• [Saved entries]:

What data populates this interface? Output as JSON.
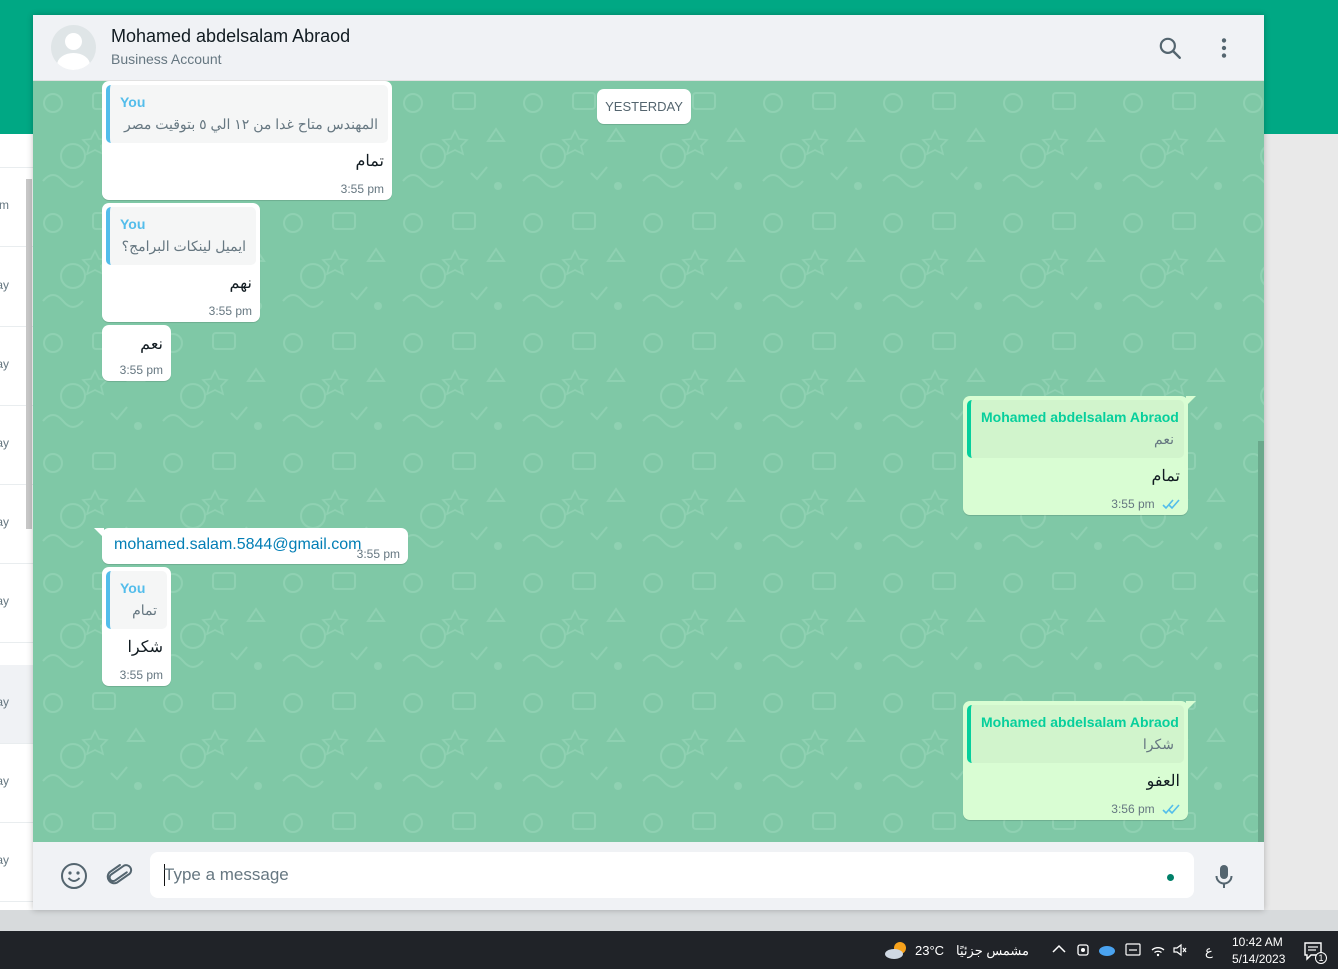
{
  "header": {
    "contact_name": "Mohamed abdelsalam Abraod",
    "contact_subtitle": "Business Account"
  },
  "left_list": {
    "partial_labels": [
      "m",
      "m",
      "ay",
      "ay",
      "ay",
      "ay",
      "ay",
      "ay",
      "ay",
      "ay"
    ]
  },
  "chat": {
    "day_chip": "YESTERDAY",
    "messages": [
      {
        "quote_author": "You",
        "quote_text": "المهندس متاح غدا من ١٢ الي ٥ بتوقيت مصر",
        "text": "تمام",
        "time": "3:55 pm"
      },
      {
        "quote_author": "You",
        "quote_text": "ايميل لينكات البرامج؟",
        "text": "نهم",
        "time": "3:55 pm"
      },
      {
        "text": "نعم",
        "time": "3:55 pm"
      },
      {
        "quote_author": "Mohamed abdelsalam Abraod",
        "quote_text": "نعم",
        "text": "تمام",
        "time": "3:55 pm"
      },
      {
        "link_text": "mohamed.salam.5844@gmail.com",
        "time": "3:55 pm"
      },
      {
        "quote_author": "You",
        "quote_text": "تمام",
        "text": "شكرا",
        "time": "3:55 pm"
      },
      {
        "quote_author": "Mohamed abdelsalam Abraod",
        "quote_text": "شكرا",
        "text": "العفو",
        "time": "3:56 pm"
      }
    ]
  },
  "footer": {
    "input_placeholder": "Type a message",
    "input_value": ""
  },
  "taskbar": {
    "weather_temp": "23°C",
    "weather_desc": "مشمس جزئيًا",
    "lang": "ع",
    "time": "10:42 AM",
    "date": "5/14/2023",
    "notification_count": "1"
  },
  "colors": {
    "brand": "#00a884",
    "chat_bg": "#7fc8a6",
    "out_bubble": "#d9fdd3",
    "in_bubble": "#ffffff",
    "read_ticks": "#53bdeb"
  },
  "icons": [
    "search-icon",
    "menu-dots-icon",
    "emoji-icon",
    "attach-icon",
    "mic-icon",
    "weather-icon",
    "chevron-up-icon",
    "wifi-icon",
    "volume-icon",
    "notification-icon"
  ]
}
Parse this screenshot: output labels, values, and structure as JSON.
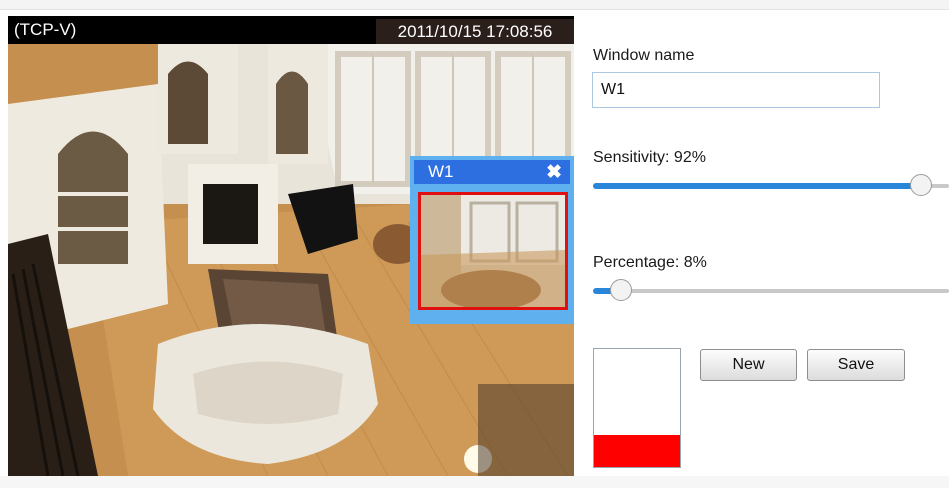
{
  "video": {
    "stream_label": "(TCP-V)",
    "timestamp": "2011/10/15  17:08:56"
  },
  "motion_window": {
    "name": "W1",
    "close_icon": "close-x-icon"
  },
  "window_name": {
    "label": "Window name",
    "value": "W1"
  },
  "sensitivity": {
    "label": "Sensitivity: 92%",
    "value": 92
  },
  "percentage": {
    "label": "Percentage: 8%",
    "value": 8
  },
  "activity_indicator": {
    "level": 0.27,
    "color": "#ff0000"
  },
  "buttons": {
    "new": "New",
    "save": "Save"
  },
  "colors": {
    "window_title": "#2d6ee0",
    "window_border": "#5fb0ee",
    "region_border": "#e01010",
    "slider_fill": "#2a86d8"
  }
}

• [Objective]: Strip out the pictures and quote the remaining data word for word.

• [Solution]:
What data populates this interface? Output as JSON.
{
  "header": {
    "contact_name": "Mohamed abdelsalam Abraod",
    "contact_subtitle": "Business Account"
  },
  "left_list": {
    "partial_labels": [
      "m",
      "m",
      "ay",
      "ay",
      "ay",
      "ay",
      "ay",
      "ay",
      "ay",
      "ay"
    ]
  },
  "chat": {
    "day_chip": "YESTERDAY",
    "messages": [
      {
        "quote_author": "You",
        "quote_text": "المهندس متاح غدا من ١٢ الي ٥ بتوقيت مصر",
        "text": "تمام",
        "time": "3:55 pm"
      },
      {
        "quote_author": "You",
        "quote_text": "ايميل لينكات البرامج؟",
        "text": "نهم",
        "time": "3:55 pm"
      },
      {
        "text": "نعم",
        "time": "3:55 pm"
      },
      {
        "quote_author": "Mohamed abdelsalam Abraod",
        "quote_text": "نعم",
        "text": "تمام",
        "time": "3:55 pm"
      },
      {
        "link_text": "mohamed.salam.5844@gmail.com",
        "time": "3:55 pm"
      },
      {
        "quote_author": "You",
        "quote_text": "تمام",
        "text": "شكرا",
        "time": "3:55 pm"
      },
      {
        "quote_author": "Mohamed abdelsalam Abraod",
        "quote_text": "شكرا",
        "text": "العفو",
        "time": "3:56 pm"
      }
    ]
  },
  "footer": {
    "input_placeholder": "Type a message",
    "input_value": ""
  },
  "taskbar": {
    "weather_temp": "23°C",
    "weather_desc": "مشمس جزئيًا",
    "lang": "ع",
    "time": "10:42 AM",
    "date": "5/14/2023",
    "notification_count": "1"
  },
  "colors": {
    "brand": "#00a884",
    "chat_bg": "#7fc8a6",
    "out_bubble": "#d9fdd3",
    "in_bubble": "#ffffff",
    "read_ticks": "#53bdeb"
  },
  "icons": [
    "search-icon",
    "menu-dots-icon",
    "emoji-icon",
    "attach-icon",
    "mic-icon",
    "weather-icon",
    "chevron-up-icon",
    "wifi-icon",
    "volume-icon",
    "notification-icon"
  ]
}
Parse this screenshot: output labels, values, and structure as JSON.
{
  "video": {
    "stream_label": "(TCP-V)",
    "timestamp": "2011/10/15  17:08:56"
  },
  "motion_window": {
    "name": "W1",
    "close_icon": "close-x-icon"
  },
  "window_name": {
    "label": "Window name",
    "value": "W1"
  },
  "sensitivity": {
    "label": "Sensitivity: 92%",
    "value": 92
  },
  "percentage": {
    "label": "Percentage: 8%",
    "value": 8
  },
  "activity_indicator": {
    "level": 0.27,
    "color": "#ff0000"
  },
  "buttons": {
    "new": "New",
    "save": "Save"
  },
  "colors": {
    "window_title": "#2d6ee0",
    "window_border": "#5fb0ee",
    "region_border": "#e01010",
    "slider_fill": "#2a86d8"
  }
}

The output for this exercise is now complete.